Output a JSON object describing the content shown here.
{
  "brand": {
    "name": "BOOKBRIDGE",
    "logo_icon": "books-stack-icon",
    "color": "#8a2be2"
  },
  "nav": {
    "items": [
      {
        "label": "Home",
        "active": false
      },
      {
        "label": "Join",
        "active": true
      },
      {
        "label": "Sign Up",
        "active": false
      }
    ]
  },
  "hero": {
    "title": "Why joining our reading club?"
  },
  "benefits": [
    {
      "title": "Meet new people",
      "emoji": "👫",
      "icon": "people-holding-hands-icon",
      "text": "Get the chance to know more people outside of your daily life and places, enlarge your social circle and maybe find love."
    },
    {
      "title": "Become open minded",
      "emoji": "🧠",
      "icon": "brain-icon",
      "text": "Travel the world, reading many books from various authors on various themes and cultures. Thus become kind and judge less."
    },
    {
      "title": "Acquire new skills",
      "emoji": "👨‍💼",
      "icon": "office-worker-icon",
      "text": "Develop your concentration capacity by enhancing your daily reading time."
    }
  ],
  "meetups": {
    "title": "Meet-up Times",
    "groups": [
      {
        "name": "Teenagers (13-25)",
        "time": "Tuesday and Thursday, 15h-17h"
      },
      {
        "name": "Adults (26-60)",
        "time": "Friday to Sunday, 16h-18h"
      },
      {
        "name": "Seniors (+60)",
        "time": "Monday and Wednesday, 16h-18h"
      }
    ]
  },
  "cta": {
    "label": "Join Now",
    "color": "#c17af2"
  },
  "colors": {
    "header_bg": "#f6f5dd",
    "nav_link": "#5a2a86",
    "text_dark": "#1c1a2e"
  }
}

> The exercise: Look through the material above and pick out each line holding the word "your".

> Response:
      "text": "Get the chance to know more people outside of your daily life and places, enlarge your social circle and maybe find love."
      "text": "Develop your concentration capacity by enhancing your daily reading time."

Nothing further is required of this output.